Go through the entries below and write each one out exactly.
- - - -
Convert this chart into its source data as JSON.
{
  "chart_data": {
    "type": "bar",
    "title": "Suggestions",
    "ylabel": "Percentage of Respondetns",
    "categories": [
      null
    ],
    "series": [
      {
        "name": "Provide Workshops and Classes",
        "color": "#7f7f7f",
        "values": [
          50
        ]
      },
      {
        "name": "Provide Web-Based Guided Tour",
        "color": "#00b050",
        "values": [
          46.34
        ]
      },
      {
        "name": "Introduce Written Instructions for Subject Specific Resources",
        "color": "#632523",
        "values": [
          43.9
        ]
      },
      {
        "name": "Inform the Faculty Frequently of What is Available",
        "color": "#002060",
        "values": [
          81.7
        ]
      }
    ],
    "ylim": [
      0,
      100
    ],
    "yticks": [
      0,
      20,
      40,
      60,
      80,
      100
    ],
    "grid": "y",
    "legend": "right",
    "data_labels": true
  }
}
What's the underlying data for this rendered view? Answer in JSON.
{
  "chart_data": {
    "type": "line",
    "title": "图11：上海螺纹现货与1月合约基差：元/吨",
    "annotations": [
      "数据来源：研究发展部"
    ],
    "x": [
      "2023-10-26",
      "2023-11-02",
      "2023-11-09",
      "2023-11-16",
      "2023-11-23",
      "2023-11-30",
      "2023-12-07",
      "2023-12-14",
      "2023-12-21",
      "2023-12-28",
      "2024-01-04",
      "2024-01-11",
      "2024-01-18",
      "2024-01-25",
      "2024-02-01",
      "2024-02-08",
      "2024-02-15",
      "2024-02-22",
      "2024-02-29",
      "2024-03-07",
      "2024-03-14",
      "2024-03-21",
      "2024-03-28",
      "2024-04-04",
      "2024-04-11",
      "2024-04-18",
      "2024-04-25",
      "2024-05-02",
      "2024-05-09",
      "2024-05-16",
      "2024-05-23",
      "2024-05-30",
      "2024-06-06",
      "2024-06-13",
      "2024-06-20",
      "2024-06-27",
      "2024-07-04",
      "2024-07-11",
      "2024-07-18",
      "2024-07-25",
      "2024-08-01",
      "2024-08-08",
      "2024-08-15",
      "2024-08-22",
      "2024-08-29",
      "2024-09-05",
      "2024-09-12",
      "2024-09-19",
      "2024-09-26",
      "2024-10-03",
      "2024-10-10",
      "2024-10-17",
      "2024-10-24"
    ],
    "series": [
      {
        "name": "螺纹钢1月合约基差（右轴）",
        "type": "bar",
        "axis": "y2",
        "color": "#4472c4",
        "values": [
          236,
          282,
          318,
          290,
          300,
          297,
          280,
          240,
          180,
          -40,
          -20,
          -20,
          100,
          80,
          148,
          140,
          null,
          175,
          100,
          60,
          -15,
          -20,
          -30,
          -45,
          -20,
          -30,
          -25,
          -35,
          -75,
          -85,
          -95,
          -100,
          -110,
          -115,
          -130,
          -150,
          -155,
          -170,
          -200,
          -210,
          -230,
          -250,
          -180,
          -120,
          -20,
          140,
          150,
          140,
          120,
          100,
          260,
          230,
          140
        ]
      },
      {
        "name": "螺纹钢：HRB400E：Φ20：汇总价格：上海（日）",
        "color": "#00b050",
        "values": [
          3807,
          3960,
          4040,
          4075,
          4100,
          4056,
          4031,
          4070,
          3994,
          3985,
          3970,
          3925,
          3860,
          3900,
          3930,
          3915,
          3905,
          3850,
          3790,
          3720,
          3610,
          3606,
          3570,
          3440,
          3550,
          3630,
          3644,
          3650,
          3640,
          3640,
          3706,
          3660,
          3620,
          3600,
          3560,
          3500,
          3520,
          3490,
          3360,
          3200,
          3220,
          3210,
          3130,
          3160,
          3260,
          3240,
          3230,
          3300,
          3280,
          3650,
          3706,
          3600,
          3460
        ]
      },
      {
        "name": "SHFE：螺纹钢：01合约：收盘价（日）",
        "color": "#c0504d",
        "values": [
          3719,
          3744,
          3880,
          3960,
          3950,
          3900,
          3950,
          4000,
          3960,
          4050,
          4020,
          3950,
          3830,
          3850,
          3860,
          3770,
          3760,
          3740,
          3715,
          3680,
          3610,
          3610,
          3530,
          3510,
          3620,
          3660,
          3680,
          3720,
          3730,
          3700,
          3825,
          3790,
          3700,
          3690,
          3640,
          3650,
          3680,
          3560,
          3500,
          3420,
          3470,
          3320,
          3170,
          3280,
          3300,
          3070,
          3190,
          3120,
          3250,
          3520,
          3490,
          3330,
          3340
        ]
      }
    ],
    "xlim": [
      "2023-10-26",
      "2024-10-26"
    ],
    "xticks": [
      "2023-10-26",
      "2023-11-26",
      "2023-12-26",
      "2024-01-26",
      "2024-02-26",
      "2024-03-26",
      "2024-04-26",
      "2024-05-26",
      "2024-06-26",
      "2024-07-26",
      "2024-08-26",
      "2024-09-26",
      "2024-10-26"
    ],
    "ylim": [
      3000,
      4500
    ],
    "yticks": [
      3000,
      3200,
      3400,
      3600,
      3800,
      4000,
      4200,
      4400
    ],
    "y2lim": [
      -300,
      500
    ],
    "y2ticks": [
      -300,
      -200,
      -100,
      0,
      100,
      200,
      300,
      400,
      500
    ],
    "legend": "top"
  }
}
- - - -
> [Finished answer]
Convert this chart into its source data as JSON.
{
  "chart_data": {
    "type": "bar",
    "title": "Suggestions",
    "ylabel": "Percentage of Respondetns",
    "categories": [
      null
    ],
    "series": [
      {
        "name": "Provide Workshops and Classes",
        "color": "#7f7f7f",
        "values": [
          50
        ]
      },
      {
        "name": "Provide Web-Based Guided Tour",
        "color": "#00b050",
        "values": [
          46.34
        ]
      },
      {
        "name": "Introduce Written Instructions for Subject Specific Resources",
        "color": "#632523",
        "values": [
          43.9
        ]
      },
      {
        "name": "Inform the Faculty Frequently of What is Available",
        "color": "#002060",
        "values": [
          81.7
        ]
      }
    ],
    "ylim": [
      0,
      100
    ],
    "yticks": [
      0,
      20,
      40,
      60,
      80,
      100
    ],
    "grid": "y",
    "legend": "right",
    "data_labels": true
  }
}
What's the underlying data for this rendered view? Answer in JSON.
{
  "chart_data": {
    "type": "line",
    "title": "图11：上海螺纹现货与1月合约基差：元/吨",
    "annotations": [
      "数据来源：研究发展部"
    ],
    "x": [
      "2023-10-26",
      "2023-11-02",
      "2023-11-09",
      "2023-11-16",
      "2023-11-23",
      "2023-11-30",
      "2023-12-07",
      "2023-12-14",
      "2023-12-21",
      "2023-12-28",
      "2024-01-04",
      "2024-01-11",
      "2024-01-18",
      "2024-01-25",
      "2024-02-01",
      "2024-02-08",
      "2024-02-15",
      "2024-02-22",
      "2024-02-29",
      "2024-03-07",
      "2024-03-14",
      "2024-03-21",
      "2024-03-28",
      "2024-04-04",
      "2024-04-11",
      "2024-04-18",
      "2024-04-25",
      "2024-05-02",
      "2024-05-09",
      "2024-05-16",
      "2024-05-23",
      "2024-05-30",
      "2024-06-06",
      "2024-06-13",
      "2024-06-20",
      "2024-06-27",
      "2024-07-04",
      "2024-07-11",
      "2024-07-18",
      "2024-07-25",
      "2024-08-01",
      "2024-08-08",
      "2024-08-15",
      "2024-08-22",
      "2024-08-29",
      "2024-09-05",
      "2024-09-12",
      "2024-09-19",
      "2024-09-26",
      "2024-10-03",
      "2024-10-10",
      "2024-10-17",
      "2024-10-24"
    ],
    "series": [
      {
        "name": "螺纹钢1月合约基差（右轴）",
        "type": "bar",
        "axis": "y2",
        "color": "#4472c4",
        "values": [
          236,
          282,
          318,
          290,
          300,
          297,
          280,
          240,
          180,
          -40,
          -20,
          -20,
          100,
          80,
          148,
          140,
          null,
          175,
          100,
          60,
          -15,
          -20,
          -30,
          -45,
          -20,
          -30,
          -25,
          -35,
          -75,
          -85,
          -95,
          -100,
          -110,
          -115,
          -130,
          -150,
          -155,
          -170,
          -200,
          -210,
          -230,
          -250,
          -180,
          -120,
          -20,
          140,
          150,
          140,
          120,
          100,
          260,
          230,
          140
        ]
      },
      {
        "name": "螺纹钢：HRB400E：Φ20：汇总价格：上海（日）",
        "color": "#00b050",
        "values": [
          3807,
          3960,
          4040,
          4075,
          4100,
          4056,
          4031,
          4070,
          3994,
          3985,
          3970,
          3925,
          3860,
          3900,
          3930,
          3915,
          3905,
          3850,
          3790,
          3720,
          3610,
          3606,
          3570,
          3440,
          3550,
          3630,
          3644,
          3650,
          3640,
          3640,
          3706,
          3660,
          3620,
          3600,
          3560,
          3500,
          3520,
          3490,
          3360,
          3200,
          3220,
          3210,
          3130,
          3160,
          3260,
          3240,
          3230,
          3300,
          3280,
          3650,
          3706,
          3600,
          3460
        ]
      },
      {
        "name": "SHFE：螺纹钢：01合约：收盘价（日）",
        "color": "#c0504d",
        "values": [
          3719,
          3744,
          3880,
          3960,
          3950,
          3900,
          3950,
          4000,
          3960,
          4050,
          4020,
          3950,
          3830,
          3850,
          3860,
          3770,
          3760,
          3740,
          3715,
          3680,
          3610,
          3610,
          3530,
          3510,
          3620,
          3660,
          3680,
          3720,
          3730,
          3700,
          3825,
          3790,
          3700,
          3690,
          3640,
          3650,
          3680,
          3560,
          3500,
          3420,
          3470,
          3320,
          3170,
          3280,
          3300,
          3070,
          3190,
          3120,
          3250,
          3520,
          3490,
          3330,
          3340
        ]
      }
    ],
    "xlim": [
      "2023-10-26",
      "2024-10-26"
    ],
    "xticks": [
      "2023-10-26",
      "2023-11-26",
      "2023-12-26",
      "2024-01-26",
      "2024-02-26",
      "2024-03-26",
      "2024-04-26",
      "2024-05-26",
      "2024-06-26",
      "2024-07-26",
      "2024-08-26",
      "2024-09-26",
      "2024-10-26"
    ],
    "ylim": [
      3000,
      4500
    ],
    "yticks": [
      3000,
      3200,
      3400,
      3600,
      3800,
      4000,
      4200,
      4400
    ],
    "y2lim": [
      -300,
      500
    ],
    "y2ticks": [
      -300,
      -200,
      -100,
      0,
      100,
      200,
      300,
      400,
      500
    ],
    "legend": "top"
  }
}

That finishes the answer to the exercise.